* **Input records**:
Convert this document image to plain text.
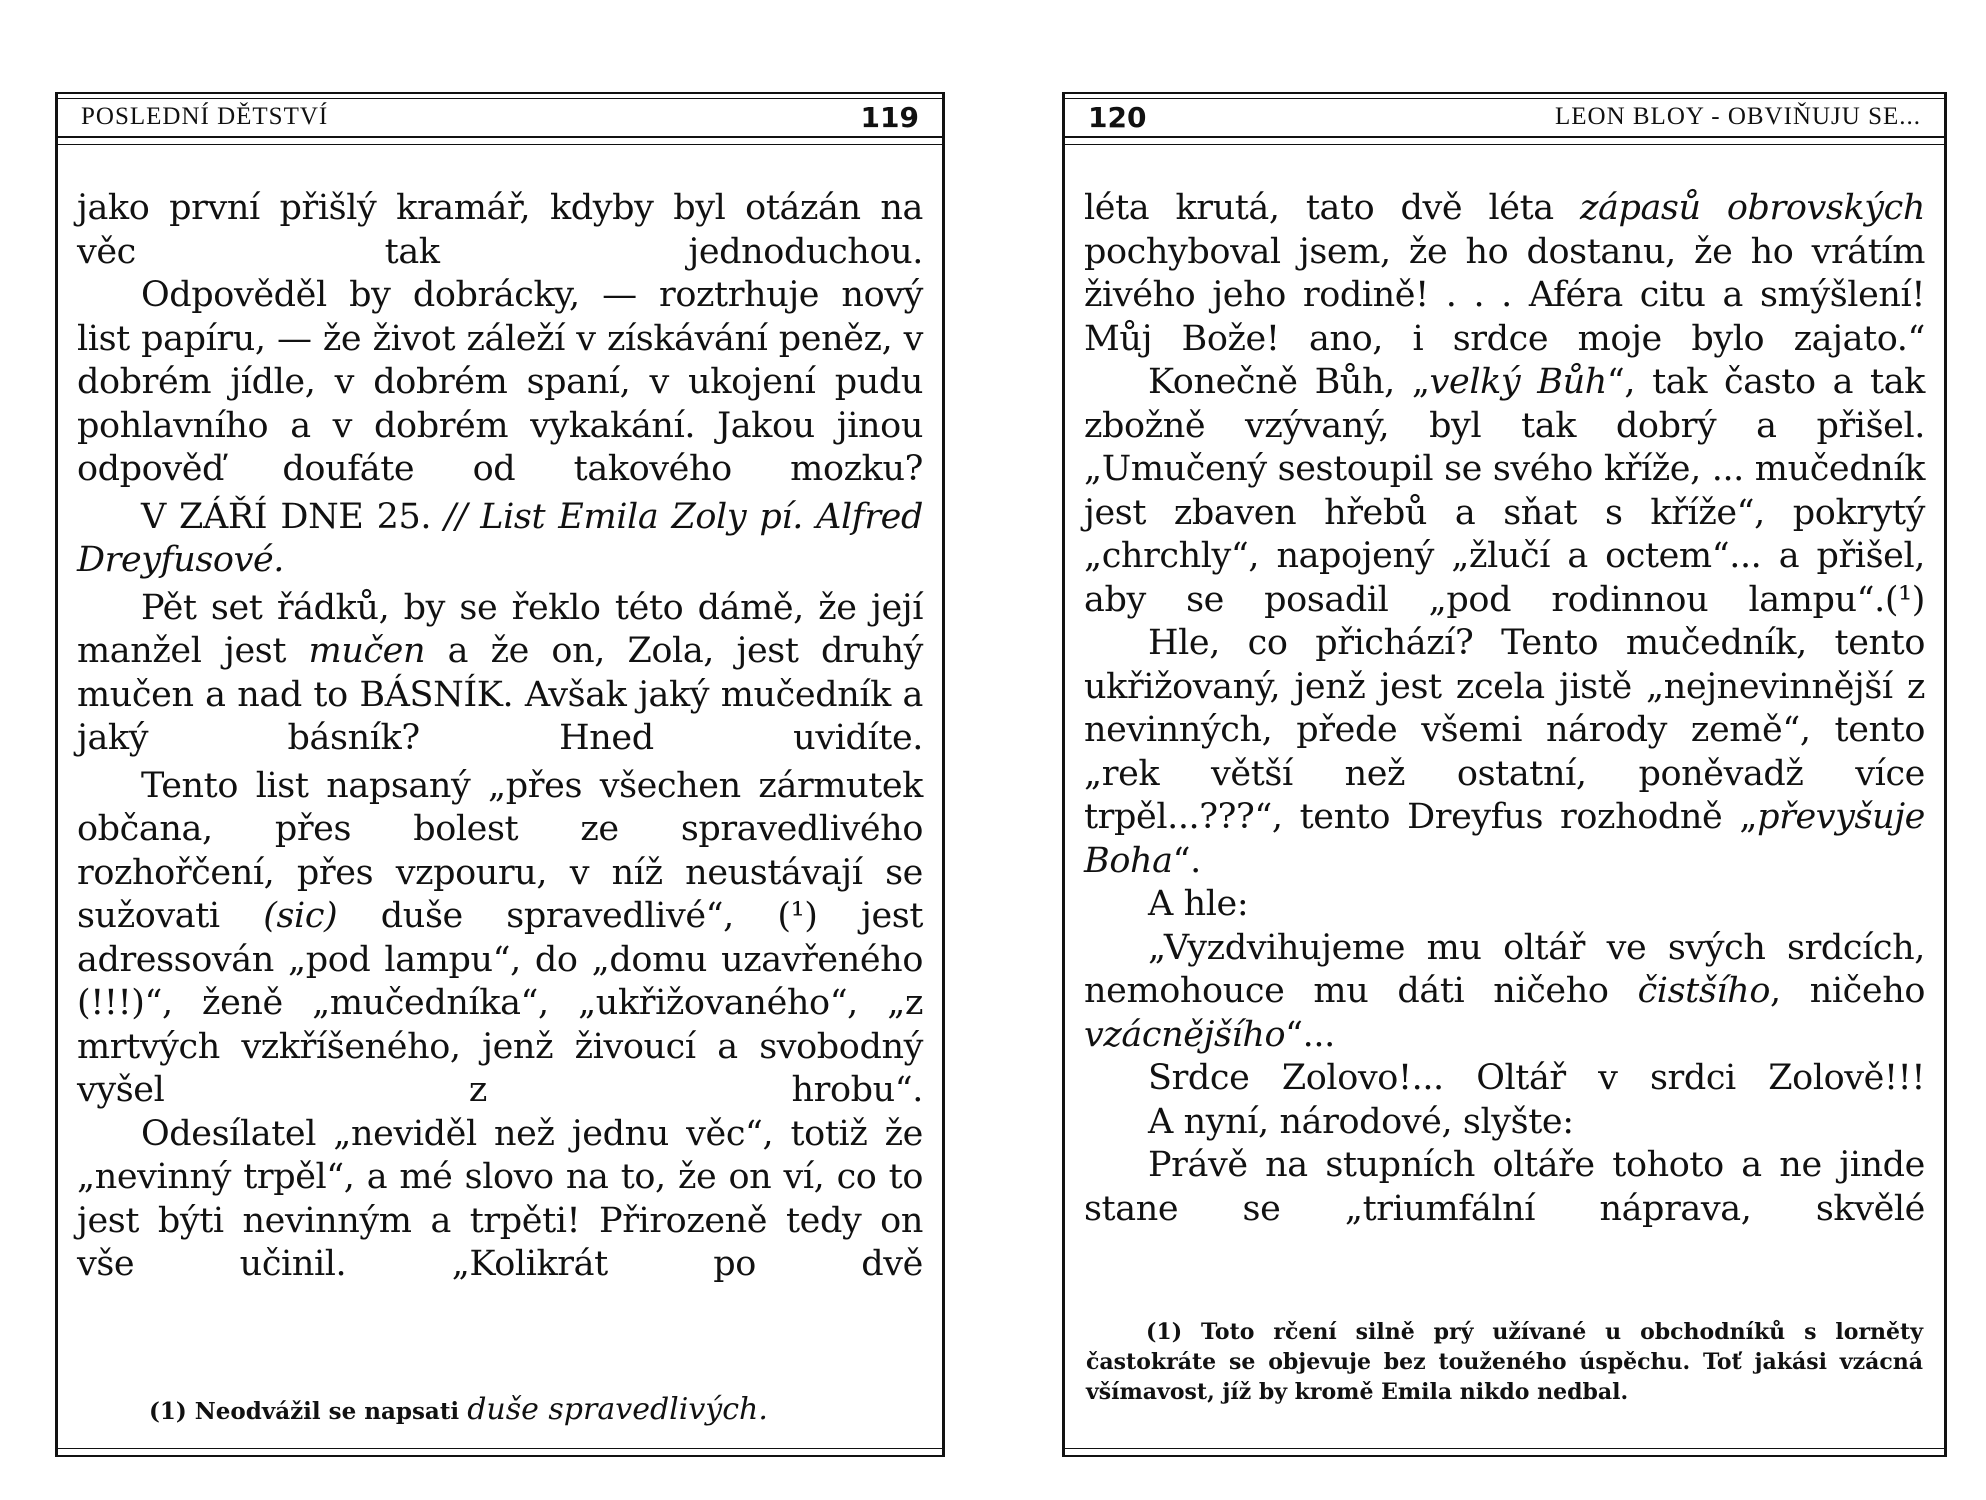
POSLEDNÍ DĚTSTVÍ	119

jako první přišlý kramář, kdyby byl otázán na věc tak jednoduchou.

Odpověděl by dobrácky, — roztrhuje nový list papíru, — že život záleží v získávání peněz, v dobrém jídle, v dobrém spaní, v ukojení pudu pohlavního a v dobrém vykakání. Jakou jinou odpověď doufáte od takového mozku?

V ZÁŘÍ DNE 25. // List Emila Zoly pí. Alfred Dreyfusové.

Pět set řádků, by se řeklo této dámě, že její manžel jest mučen a že on, Zola, jest druhý mučen a nad to BÁSNÍK. Avšak jaký mučedník a jaký básník? Hned uvidíte.

Tento list napsaný „přes všechen zármutek občana, přes bolest ze spravedlivého rozhořčení, přes vzpouru, v níž neustávají se sužovati (sic) duše spravedlivé“, (¹) jest adressován „pod lampu“, do „domu uzavřeného (!!!)“, ženě „mučedníka“, „ukřižovaného“, „z mrtvých vzkříšeného, jenž živoucí a svobodný vyšel z hrobu“.

Odesílatel „neviděl než jednu věc“, totiž že „nevinný trpěl“, a mé slovo na to, že on ví, co to jest býti nevinným a trpěti! Přirozeně tedy on vše učinil. „Kolikrát po dvě

(1) Neodvážil se napsati duše spravedlivých.
120	LEON BLOY - OBVIŇUJU SE...

léta krutá, tato dvě léta zápasů obrovských pochyboval jsem, že ho dostanu, že ho vrátím živého jeho rodině! . . . Aféra citu a smýšlení! Můj Bože! ano, i srdce moje bylo zajato.“

Konečně Bůh, „velký Bůh“, tak často a tak zbožně vzývaný, byl tak dobrý a přišel. „Umučený sestoupil se svého kříže, ... mučedník jest zbaven hřebů a sňat s kříže“, pokrytý „chrchly“, napojený „žlučí a octem“... a přišel, aby se posadil „pod rodinnou lampu“.(¹)

Hle, co přichází? Tento mučedník, tento ukřižovaný, jenž jest zcela jistě „nejnevinnější z nevinných, přede všemi národy země“, tento „rek větší než ostatní, poněvadž více trpěl...???“, tento Dreyfus rozhodně „převyšuje Boha“.

A hle:

„Vyzdvihujeme mu oltář ve svých srdcích, nemohouce mu dáti ničeho čistšího, ničeho vzácnějšího“...

Srdce Zolovo!... Oltář v srdci Zolově!!!

A nyní, národové, slyšte:

Právě na stupních oltáře tohoto a ne jinde stane se „triumfální náprava, skvělé

(1) Toto rčení silně prý užívané u obchodníků s lorněty častokráte se objevuje bez touženého úspěchu. Toť jakási vzácná všímavost, jíž by kromě Emila nikdo nedbal.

* **Your instructions**: Search the records above for the string "duše". Copy every line that contains it.

* **Solved problem**:
Tento list napsaný „přes všechen zármutek občana, přes bolest ze spravedlivého rozhořčení, přes vzpouru, v níž neustávají se sužovati (sic) duše spravedlivé“, (¹) jest adressován „pod lampu“, do „domu uzavřeného (!!!)“, ženě „mučedníka“, „ukřižovaného“, „z mrtvých vzkříšeného, jenž živoucí a svobodný vyšel z hrobu“.
(1) Neodvážil se napsati duše spravedlivých.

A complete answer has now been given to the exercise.